TASK TO COMPLETE —
Filter the data below down to the lines that contain the string "marks", and copy each of those lines unchanged.

GIVEN INFORMATION —
Begin

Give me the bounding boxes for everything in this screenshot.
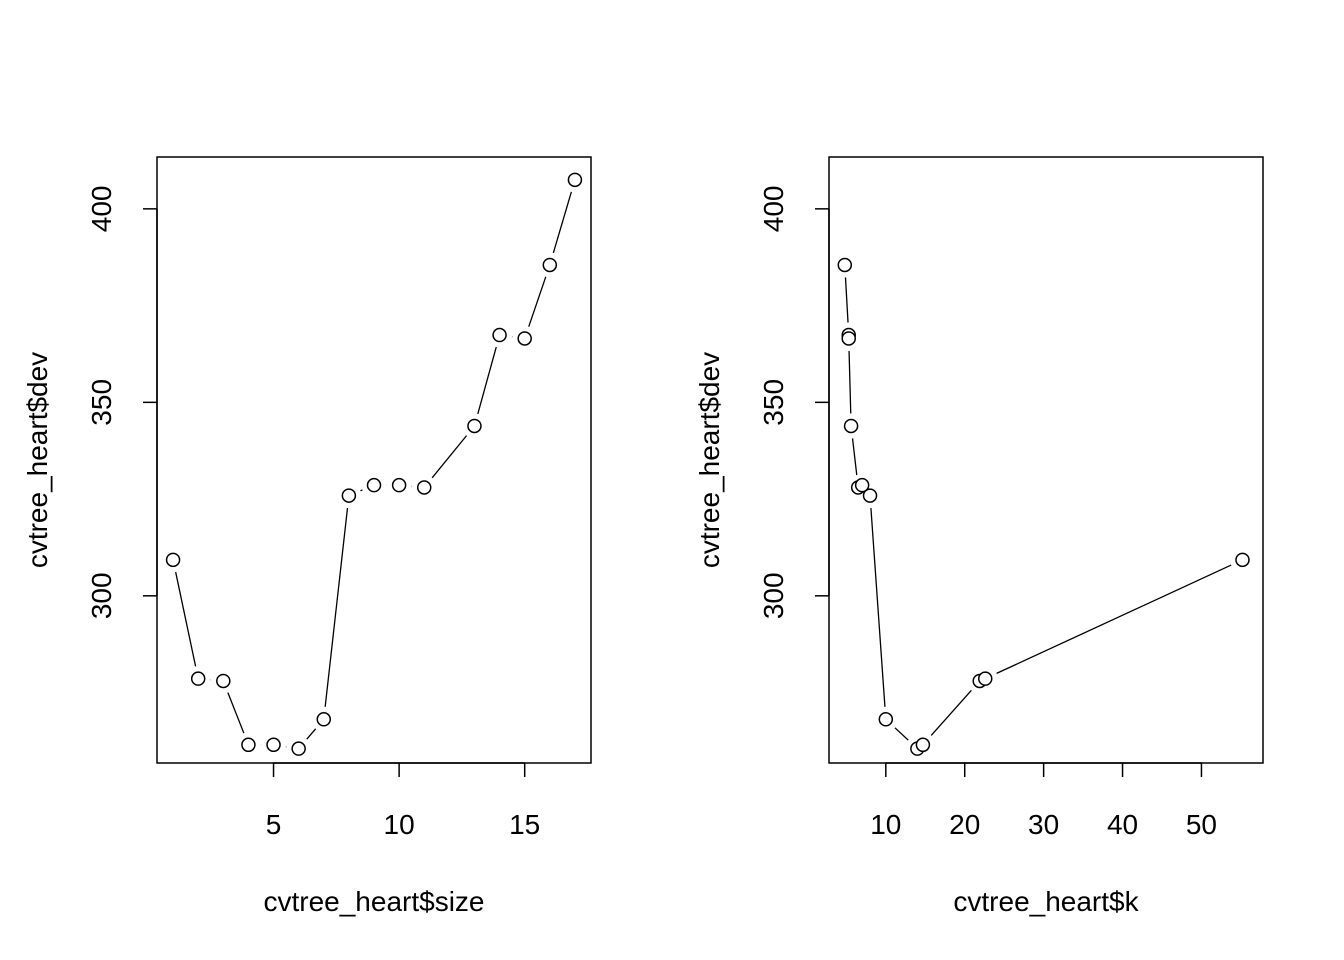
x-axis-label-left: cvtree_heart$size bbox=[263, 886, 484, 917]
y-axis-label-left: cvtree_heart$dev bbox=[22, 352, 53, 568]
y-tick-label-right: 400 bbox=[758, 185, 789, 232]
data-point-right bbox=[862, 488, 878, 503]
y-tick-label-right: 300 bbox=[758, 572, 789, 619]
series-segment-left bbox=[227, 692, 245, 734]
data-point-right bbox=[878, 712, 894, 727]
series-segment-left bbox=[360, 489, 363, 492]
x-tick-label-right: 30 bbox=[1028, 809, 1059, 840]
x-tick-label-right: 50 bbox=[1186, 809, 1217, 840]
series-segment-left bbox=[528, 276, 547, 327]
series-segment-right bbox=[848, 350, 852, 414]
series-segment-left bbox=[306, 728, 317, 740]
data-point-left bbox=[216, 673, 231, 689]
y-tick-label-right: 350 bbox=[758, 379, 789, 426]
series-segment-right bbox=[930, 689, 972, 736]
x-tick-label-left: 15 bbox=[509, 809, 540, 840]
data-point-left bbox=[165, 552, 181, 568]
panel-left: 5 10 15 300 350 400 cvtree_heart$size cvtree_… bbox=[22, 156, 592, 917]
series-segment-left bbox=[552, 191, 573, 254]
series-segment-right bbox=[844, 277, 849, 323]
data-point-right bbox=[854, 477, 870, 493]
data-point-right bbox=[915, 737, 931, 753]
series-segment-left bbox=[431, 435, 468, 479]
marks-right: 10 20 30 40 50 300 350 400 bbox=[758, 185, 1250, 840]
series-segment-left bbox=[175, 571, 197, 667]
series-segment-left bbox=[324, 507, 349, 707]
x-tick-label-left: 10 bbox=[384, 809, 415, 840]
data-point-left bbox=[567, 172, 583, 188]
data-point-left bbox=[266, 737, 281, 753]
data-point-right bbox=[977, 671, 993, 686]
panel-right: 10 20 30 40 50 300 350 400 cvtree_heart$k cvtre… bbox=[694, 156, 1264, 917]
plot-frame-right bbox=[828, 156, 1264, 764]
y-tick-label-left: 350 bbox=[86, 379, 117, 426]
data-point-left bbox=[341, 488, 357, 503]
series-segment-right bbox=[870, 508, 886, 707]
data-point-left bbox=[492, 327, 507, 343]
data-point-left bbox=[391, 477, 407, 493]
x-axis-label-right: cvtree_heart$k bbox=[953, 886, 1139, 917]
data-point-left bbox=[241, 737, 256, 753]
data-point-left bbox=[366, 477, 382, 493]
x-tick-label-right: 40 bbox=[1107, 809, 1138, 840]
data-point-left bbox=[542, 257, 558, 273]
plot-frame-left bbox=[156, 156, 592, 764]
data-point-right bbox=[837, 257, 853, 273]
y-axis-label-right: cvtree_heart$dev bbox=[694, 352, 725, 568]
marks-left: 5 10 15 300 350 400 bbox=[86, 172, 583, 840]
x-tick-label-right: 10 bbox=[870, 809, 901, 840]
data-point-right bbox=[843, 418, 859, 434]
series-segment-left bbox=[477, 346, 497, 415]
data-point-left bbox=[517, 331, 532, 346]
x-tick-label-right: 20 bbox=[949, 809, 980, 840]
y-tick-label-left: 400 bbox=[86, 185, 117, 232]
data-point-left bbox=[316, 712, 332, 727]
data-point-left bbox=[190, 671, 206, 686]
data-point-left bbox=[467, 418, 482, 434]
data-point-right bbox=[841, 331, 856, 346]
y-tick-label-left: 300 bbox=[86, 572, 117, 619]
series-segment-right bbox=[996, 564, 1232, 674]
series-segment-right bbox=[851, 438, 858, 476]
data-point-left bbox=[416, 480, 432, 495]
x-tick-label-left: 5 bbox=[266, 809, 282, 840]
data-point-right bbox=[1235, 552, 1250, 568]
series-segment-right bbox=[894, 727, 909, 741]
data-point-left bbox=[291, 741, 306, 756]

End

COMPLETED EXERCISE —
marks-right: 10 20 30 40 50 300 350 400 bbox=[758, 185, 1250, 840]
marks-left: 5 10 15 300 350 400 bbox=[86, 172, 583, 840]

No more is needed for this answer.